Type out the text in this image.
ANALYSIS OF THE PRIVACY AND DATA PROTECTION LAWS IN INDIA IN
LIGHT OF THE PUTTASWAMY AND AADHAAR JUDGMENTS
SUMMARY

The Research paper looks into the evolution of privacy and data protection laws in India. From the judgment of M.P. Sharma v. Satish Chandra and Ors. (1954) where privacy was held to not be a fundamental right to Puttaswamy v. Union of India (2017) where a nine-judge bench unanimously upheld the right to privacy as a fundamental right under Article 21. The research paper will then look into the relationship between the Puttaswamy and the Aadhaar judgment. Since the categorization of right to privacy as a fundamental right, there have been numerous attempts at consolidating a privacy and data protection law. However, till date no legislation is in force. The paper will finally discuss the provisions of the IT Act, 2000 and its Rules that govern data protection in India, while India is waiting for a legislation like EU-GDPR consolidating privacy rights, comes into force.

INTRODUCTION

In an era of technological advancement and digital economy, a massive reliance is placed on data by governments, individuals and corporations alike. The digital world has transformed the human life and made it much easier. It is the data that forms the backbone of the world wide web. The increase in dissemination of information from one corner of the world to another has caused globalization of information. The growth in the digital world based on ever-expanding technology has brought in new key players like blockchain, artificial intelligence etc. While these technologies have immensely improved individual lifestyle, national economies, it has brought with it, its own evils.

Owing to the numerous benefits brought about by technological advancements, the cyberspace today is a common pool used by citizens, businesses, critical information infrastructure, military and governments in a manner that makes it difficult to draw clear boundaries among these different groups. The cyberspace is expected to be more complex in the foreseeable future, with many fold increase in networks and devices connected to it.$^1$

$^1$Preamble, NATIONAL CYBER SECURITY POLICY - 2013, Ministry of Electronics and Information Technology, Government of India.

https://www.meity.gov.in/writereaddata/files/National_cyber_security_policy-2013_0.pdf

Exercise requirements: Count every line in the listing above that holds "increase", then report only the count.

Right answer: 2